_Work to be completed:_ Copy each line of the records that holds the string "module".

Data entries:

-- Begin --

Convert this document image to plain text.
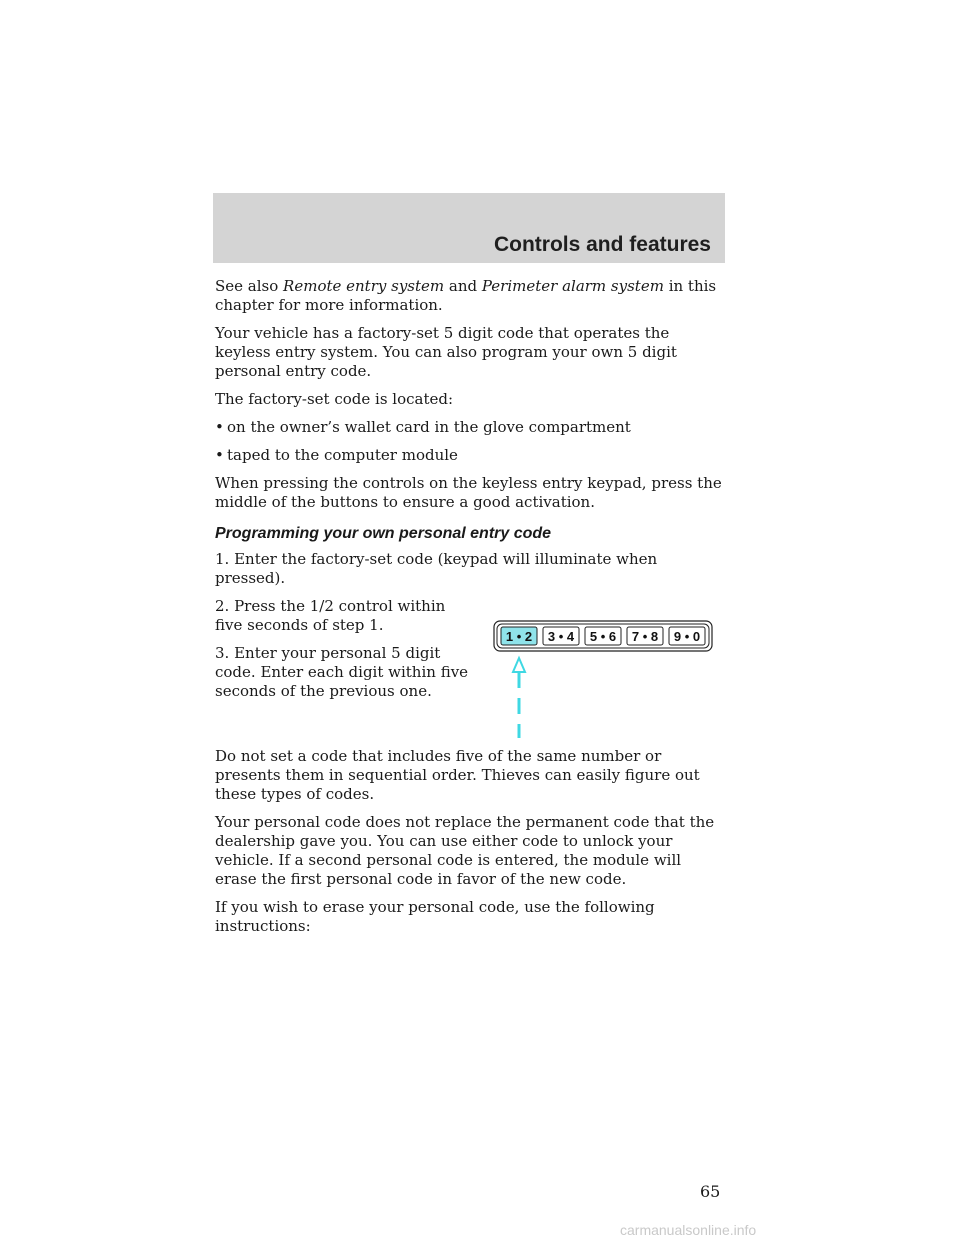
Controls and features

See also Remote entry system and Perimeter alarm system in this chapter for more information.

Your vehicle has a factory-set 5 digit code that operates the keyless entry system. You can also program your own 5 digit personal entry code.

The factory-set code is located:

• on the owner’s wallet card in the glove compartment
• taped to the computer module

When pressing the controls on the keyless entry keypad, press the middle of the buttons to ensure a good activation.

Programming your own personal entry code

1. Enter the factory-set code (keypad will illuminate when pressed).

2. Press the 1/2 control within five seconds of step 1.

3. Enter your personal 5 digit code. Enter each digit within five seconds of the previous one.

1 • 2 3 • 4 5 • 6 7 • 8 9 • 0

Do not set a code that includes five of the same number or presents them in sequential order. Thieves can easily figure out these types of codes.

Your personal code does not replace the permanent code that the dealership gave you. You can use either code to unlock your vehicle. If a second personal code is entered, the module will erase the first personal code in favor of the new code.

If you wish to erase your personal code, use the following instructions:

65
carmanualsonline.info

-- End --
-- Begin --

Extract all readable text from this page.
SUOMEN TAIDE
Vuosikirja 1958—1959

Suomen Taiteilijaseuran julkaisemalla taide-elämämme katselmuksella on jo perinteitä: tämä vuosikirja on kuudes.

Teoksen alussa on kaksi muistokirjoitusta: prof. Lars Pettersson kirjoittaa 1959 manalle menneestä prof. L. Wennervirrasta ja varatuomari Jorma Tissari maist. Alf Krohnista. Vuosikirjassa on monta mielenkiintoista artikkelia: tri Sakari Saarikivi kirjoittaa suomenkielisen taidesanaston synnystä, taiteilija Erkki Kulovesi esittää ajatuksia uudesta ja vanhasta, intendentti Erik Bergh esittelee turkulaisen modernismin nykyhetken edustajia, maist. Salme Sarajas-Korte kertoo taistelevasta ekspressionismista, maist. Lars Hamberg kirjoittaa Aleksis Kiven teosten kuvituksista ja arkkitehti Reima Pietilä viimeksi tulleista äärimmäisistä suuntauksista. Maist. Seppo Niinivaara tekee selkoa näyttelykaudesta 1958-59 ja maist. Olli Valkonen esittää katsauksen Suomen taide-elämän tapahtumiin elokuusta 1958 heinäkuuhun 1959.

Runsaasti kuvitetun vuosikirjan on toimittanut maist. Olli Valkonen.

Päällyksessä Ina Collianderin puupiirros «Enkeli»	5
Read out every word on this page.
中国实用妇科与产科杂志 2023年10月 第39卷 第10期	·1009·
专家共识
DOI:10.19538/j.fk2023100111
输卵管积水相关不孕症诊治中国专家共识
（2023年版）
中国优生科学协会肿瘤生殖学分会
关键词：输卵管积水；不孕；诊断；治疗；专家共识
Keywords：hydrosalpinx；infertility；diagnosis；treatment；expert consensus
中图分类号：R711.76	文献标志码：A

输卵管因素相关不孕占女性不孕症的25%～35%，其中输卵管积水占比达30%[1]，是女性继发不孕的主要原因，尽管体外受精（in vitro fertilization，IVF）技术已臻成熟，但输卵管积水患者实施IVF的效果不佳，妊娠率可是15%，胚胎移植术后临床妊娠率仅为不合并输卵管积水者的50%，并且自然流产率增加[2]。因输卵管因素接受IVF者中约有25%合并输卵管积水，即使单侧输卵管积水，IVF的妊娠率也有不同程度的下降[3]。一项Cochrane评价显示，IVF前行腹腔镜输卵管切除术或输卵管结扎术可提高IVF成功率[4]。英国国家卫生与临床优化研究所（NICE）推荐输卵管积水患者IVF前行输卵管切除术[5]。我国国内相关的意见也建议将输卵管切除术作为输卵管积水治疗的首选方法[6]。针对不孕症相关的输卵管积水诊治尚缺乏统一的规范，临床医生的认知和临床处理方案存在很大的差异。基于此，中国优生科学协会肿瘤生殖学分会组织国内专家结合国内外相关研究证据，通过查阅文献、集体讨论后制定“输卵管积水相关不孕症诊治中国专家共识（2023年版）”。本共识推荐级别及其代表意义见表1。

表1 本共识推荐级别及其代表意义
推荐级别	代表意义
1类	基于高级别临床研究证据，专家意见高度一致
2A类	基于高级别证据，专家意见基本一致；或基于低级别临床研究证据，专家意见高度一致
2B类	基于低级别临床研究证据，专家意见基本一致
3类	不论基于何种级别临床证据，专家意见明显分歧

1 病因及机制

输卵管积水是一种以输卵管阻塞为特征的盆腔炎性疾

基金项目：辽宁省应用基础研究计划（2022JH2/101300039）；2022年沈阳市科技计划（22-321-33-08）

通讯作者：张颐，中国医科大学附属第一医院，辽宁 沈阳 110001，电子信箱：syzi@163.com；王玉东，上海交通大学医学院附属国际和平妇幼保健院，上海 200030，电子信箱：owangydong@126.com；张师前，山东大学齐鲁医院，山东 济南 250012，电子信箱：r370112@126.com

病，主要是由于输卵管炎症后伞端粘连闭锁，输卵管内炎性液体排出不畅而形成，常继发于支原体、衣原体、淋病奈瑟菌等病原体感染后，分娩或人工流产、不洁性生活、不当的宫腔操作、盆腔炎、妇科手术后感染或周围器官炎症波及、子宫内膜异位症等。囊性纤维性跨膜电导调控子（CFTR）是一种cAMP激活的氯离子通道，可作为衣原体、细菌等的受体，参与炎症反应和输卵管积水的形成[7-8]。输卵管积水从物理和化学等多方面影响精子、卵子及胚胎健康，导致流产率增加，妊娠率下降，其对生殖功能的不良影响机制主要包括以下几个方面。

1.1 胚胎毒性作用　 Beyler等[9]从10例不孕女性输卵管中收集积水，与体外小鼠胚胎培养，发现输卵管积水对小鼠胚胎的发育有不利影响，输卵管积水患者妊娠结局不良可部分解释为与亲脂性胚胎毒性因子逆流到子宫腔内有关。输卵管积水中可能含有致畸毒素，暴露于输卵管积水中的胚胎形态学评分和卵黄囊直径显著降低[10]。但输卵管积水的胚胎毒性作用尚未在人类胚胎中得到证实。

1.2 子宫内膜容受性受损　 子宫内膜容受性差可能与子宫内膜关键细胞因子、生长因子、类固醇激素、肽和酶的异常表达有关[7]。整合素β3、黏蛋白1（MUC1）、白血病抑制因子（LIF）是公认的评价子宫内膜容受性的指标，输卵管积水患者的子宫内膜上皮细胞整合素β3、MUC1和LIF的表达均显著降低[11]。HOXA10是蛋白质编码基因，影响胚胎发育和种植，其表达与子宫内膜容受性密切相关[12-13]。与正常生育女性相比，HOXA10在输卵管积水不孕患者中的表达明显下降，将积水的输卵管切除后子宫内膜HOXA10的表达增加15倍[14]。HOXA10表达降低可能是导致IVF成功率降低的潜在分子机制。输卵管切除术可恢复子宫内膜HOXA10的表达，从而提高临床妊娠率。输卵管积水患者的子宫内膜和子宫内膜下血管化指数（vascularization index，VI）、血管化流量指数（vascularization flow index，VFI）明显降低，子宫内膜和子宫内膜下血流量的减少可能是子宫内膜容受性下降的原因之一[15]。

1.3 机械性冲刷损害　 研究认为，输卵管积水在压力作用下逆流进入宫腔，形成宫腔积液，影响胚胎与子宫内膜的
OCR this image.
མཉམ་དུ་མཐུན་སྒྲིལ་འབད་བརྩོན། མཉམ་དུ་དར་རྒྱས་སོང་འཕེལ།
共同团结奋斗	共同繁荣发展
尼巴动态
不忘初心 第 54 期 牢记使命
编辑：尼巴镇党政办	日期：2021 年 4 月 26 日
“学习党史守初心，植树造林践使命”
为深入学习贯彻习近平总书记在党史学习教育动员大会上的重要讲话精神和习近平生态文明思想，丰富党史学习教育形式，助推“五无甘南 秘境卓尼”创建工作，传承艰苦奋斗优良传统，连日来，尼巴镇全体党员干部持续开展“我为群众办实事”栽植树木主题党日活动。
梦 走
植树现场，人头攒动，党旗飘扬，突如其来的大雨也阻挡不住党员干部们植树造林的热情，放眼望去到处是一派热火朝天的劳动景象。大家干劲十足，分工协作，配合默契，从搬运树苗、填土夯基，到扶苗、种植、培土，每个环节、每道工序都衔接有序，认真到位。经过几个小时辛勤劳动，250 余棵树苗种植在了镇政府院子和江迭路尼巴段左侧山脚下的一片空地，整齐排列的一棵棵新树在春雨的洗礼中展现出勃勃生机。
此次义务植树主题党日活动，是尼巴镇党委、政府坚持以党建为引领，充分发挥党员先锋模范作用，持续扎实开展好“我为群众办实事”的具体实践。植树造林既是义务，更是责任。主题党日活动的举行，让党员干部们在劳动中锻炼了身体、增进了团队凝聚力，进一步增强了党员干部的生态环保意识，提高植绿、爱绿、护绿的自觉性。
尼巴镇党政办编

-- End --

_Result:_
• taped to the computer module
Your personal code does not replace the permanent code that the dealership gave you. You can use either code to unlock your vehicle. If a second personal code is entered, the module will erase the first personal code in favor of the new code.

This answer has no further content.